#### EXERCISE REQUIREMENTS
Examine the entries below, count the lines holding the string "boards", and respond with the number only.
BEGIN
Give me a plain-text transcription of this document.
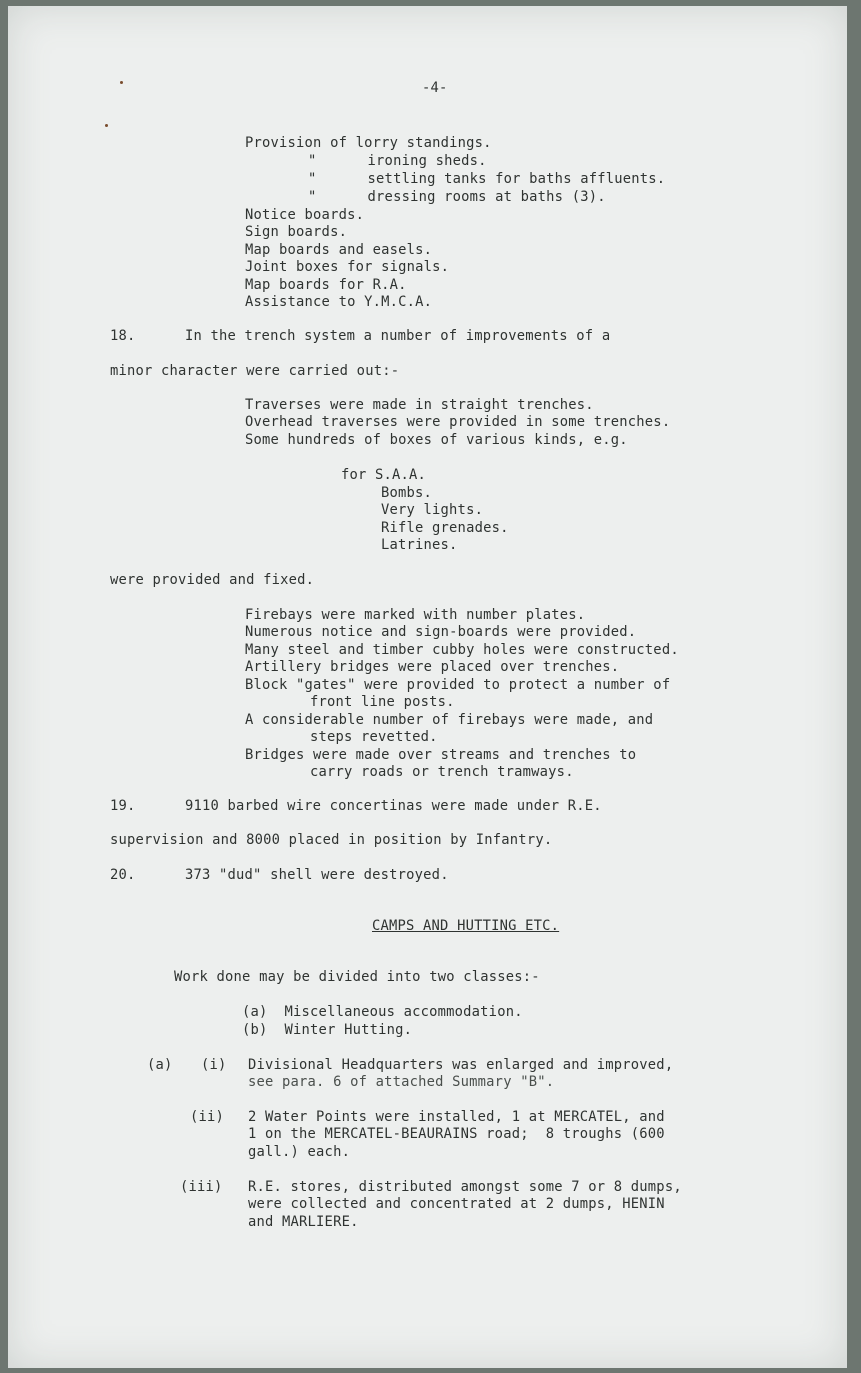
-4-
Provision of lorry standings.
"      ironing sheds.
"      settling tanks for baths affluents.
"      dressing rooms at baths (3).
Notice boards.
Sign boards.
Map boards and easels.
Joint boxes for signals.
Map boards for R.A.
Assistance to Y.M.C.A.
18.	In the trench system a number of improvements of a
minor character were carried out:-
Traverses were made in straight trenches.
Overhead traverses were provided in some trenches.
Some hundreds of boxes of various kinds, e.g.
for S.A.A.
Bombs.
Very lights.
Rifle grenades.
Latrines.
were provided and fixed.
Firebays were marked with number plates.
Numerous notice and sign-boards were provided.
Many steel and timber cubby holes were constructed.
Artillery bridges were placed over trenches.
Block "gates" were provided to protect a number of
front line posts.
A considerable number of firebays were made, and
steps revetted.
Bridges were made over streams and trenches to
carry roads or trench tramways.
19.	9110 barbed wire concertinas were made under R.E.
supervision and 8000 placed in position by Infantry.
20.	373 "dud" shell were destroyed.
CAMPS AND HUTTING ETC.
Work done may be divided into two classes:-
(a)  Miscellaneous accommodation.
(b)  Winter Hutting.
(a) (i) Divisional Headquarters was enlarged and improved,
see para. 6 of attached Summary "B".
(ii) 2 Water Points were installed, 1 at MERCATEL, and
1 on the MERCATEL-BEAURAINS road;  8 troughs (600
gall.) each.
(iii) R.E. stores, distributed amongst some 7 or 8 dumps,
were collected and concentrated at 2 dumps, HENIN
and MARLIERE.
END
#### SOLVED EXERCISE
5